*Provided information*:
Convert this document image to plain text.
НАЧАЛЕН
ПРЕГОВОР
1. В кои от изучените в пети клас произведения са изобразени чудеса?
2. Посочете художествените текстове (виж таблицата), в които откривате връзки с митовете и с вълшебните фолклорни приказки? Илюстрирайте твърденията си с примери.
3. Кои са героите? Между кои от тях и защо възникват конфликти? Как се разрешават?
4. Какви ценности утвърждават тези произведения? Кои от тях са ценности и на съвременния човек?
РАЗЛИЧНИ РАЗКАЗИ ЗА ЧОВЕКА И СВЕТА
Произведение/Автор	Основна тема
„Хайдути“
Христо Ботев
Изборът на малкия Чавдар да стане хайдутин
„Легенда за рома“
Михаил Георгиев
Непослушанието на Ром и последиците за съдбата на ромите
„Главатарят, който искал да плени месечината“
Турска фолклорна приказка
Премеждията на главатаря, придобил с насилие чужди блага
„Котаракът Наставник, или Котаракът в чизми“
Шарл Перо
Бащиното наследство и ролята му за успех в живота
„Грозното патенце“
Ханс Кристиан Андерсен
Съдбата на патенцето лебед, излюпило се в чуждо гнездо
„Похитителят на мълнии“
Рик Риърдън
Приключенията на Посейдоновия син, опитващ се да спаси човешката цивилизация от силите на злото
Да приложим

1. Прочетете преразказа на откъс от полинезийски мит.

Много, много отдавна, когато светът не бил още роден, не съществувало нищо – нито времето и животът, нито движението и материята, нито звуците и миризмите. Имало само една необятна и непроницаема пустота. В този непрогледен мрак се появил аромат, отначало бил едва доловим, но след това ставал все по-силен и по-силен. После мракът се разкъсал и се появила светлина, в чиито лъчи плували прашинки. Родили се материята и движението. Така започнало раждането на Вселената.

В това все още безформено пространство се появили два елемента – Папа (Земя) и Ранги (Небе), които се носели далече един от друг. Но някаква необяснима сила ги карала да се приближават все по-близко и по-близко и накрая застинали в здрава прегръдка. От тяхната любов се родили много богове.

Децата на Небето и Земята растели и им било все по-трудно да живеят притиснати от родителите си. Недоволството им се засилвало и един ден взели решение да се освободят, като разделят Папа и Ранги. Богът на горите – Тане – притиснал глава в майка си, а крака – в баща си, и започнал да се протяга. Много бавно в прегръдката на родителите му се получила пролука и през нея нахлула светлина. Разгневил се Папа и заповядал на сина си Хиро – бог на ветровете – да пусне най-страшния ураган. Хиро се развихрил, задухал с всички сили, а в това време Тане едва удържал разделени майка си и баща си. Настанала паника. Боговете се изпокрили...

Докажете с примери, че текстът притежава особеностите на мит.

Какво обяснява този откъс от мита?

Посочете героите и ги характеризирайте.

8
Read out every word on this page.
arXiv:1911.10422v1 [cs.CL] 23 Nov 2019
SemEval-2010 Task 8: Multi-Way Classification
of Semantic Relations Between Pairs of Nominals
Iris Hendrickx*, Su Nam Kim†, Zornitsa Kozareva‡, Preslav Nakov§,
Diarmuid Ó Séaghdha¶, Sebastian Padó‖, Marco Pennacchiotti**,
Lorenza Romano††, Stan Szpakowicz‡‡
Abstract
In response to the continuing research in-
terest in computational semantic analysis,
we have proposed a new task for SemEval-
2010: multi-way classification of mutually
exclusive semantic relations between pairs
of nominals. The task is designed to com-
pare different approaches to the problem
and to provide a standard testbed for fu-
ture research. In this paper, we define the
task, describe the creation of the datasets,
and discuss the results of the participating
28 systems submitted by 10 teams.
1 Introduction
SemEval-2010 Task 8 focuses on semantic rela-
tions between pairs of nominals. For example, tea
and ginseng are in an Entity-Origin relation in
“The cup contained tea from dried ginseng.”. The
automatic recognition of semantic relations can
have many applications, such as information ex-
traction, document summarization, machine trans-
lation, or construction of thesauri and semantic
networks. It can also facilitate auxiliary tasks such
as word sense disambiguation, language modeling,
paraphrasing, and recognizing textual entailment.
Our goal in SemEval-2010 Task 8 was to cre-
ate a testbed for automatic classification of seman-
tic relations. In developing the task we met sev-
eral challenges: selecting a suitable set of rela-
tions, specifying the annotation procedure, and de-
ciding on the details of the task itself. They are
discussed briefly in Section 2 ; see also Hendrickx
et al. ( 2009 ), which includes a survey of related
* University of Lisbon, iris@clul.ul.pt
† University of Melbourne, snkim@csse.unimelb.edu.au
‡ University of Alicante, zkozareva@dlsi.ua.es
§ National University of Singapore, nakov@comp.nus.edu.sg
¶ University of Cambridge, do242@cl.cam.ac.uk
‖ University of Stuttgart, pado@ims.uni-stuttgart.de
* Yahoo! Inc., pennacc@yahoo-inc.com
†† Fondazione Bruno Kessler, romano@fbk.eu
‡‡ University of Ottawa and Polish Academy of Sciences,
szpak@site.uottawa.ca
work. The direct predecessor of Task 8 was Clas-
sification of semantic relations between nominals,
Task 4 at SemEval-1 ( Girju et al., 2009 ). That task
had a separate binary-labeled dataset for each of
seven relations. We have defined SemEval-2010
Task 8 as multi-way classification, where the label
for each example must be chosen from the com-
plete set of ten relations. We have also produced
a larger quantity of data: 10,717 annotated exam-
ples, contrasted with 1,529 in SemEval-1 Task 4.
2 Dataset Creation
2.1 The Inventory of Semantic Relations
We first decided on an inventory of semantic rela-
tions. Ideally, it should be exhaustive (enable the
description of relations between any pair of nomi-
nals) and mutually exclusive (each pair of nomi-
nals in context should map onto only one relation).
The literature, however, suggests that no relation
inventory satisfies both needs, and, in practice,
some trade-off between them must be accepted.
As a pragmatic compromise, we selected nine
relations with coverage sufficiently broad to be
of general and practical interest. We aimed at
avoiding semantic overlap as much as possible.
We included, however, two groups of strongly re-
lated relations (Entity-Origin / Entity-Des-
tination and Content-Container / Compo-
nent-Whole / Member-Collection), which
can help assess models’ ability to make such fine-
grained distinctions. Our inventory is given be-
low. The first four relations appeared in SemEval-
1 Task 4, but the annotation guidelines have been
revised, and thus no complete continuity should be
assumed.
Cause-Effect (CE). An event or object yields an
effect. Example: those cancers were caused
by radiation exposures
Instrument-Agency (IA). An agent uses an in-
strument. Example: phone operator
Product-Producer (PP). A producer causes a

*Work to complete*:
Retype all of the data shown above, word for word.

*Completed task*:
Convert this document image to plain text.
НАЧАЛЕН
ПРЕГОВОР
1. В кои от изучените в пети клас произведения са изобразени чудеса?
2. Посочете художествените текстове (виж таблицата), в които откривате връзки с митовете и с вълшебните фолклорни приказки? Илюстрирайте твърденията си с примери.
3. Кои са героите? Между кои от тях и защо възникват конфликти? Как се разрешават?
4. Какви ценности утвърждават тези произведения? Кои от тях са ценности и на съвременния човек?
РАЗЛИЧНИ РАЗКАЗИ ЗА ЧОВЕКА И СВЕТА
Произведение/Автор	Основна тема
„Хайдути“
Христо Ботев
Изборът на малкия Чавдар да стане хайдутин
„Легенда за рома“
Михаил Георгиев
Непослушанието на Ром и последиците за съдбата на ромите
„Главатарят, който искал да плени месечината“
Турска фолклорна приказка
Премеждията на главатаря, придобил с насилие чужди блага
„Котаракът Наставник, или Котаракът в чизми“
Шарл Перо
Бащиното наследство и ролята му за успех в живота
„Грозното патенце“
Ханс Кристиан Андерсен
Съдбата на патенцето лебед, излюпило се в чуждо гнездо
„Похитителят на мълнии“
Рик Риърдън
Приключенията на Посейдоновия син, опитващ се да спаси човешката цивилизация от силите на злото
Да приложим

1. Прочетете преразказа на откъс от полинезийски мит.

Много, много отдавна, когато светът не бил още роден, не съществувало нищо – нито времето и животът, нито движението и материята, нито звуците и миризмите. Имало само една необятна и непроницаема пустота. В този непрогледен мрак се появил аромат, отначало бил едва доловим, но след това ставал все по-силен и по-силен. После мракът се разкъсал и се появила светлина, в чиито лъчи плували прашинки. Родили се материята и движението. Така започнало раждането на Вселената.

В това все още безформено пространство се появили два елемента – Папа (Земя) и Ранги (Небе), които се носели далече един от друг. Но някаква необяснима сила ги карала да се приближават все по-близко и по-близко и накрая застинали в здрава прегръдка. От тяхната любов се родили много богове.

Децата на Небето и Земята растели и им било все по-трудно да живеят притиснати от родителите си. Недоволството им се засилвало и един ден взели решение да се освободят, като разделят Папа и Ранги. Богът на горите – Тане – притиснал глава в майка си, а крака – в баща си, и започнал да се протяга. Много бавно в прегръдката на родителите му се получила пролука и през нея нахлула светлина. Разгневил се Папа и заповядал на сина си Хиро – бог на ветровете – да пусне най-страшния ураган. Хиро се развихрил, задухал с всички сили, а в това време Тане едва удържал разделени майка си и баща си. Настанала паника. Боговете се изпокрили...

Докажете с примери, че текстът притежава особеностите на мит.

Какво обяснява този откъс от мита?

Посочете героите и ги характеризирайте.

8
Read out every word on this page.
arXiv:1911.10422v1 [cs.CL] 23 Nov 2019
SemEval-2010 Task 8: Multi-Way Classification
of Semantic Relations Between Pairs of Nominals
Iris Hendrickx*, Su Nam Kim†, Zornitsa Kozareva‡, Preslav Nakov§,
Diarmuid Ó Séaghdha¶, Sebastian Padó‖, Marco Pennacchiotti**,
Lorenza Romano††, Stan Szpakowicz‡‡
Abstract
In response to the continuing research in-
terest in computational semantic analysis,
we have proposed a new task for SemEval-
2010: multi-way classification of mutually
exclusive semantic relations between pairs
of nominals. The task is designed to com-
pare different approaches to the problem
and to provide a standard testbed for fu-
ture research. In this paper, we define the
task, describe the creation of the datasets,
and discuss the results of the participating
28 systems submitted by 10 teams.
1 Introduction
SemEval-2010 Task 8 focuses on semantic rela-
tions between pairs of nominals. For example, tea
and ginseng are in an Entity-Origin relation in
“The cup contained tea from dried ginseng.”. The
automatic recognition of semantic relations can
have many applications, such as information ex-
traction, document summarization, machine trans-
lation, or construction of thesauri and semantic
networks. It can also facilitate auxiliary tasks such
as word sense disambiguation, language modeling,
paraphrasing, and recognizing textual entailment.
Our goal in SemEval-2010 Task 8 was to cre-
ate a testbed for automatic classification of seman-
tic relations. In developing the task we met sev-
eral challenges: selecting a suitable set of rela-
tions, specifying the annotation procedure, and de-
ciding on the details of the task itself. They are
discussed briefly in Section 2 ; see also Hendrickx
et al. ( 2009 ), which includes a survey of related
* University of Lisbon, iris@clul.ul.pt
† University of Melbourne, snkim@csse.unimelb.edu.au
‡ University of Alicante, zkozareva@dlsi.ua.es
§ National University of Singapore, nakov@comp.nus.edu.sg
¶ University of Cambridge, do242@cl.cam.ac.uk
‖ University of Stuttgart, pado@ims.uni-stuttgart.de
* Yahoo! Inc., pennacc@yahoo-inc.com
†† Fondazione Bruno Kessler, romano@fbk.eu
‡‡ University of Ottawa and Polish Academy of Sciences,
szpak@site.uottawa.ca
work. The direct predecessor of Task 8 was Clas-
sification of semantic relations between nominals,
Task 4 at SemEval-1 ( Girju et al., 2009 ). That task
had a separate binary-labeled dataset for each of
seven relations. We have defined SemEval-2010
Task 8 as multi-way classification, where the label
for each example must be chosen from the com-
plete set of ten relations. We have also produced
a larger quantity of data: 10,717 annotated exam-
ples, contrasted with 1,529 in SemEval-1 Task 4.
2 Dataset Creation
2.1 The Inventory of Semantic Relations
We first decided on an inventory of semantic rela-
tions. Ideally, it should be exhaustive (enable the
description of relations between any pair of nomi-
nals) and mutually exclusive (each pair of nomi-
nals in context should map onto only one relation).
The literature, however, suggests that no relation
inventory satisfies both needs, and, in practice,
some trade-off between them must be accepted.
As a pragmatic compromise, we selected nine
relations with coverage sufficiently broad to be
of general and practical interest. We aimed at
avoiding semantic overlap as much as possible.
We included, however, two groups of strongly re-
lated relations (Entity-Origin / Entity-Des-
tination and Content-Container / Compo-
nent-Whole / Member-Collection), which
can help assess models’ ability to make such fine-
grained distinctions. Our inventory is given be-
low. The first four relations appeared in SemEval-
1 Task 4, but the annotation guidelines have been
revised, and thus no complete continuity should be
assumed.
Cause-Effect (CE). An event or object yields an
effect. Example: those cancers were caused
by radiation exposures
Instrument-Agency (IA). An agent uses an in-
strument. Example: phone operator
Product-Producer (PP). A producer causes a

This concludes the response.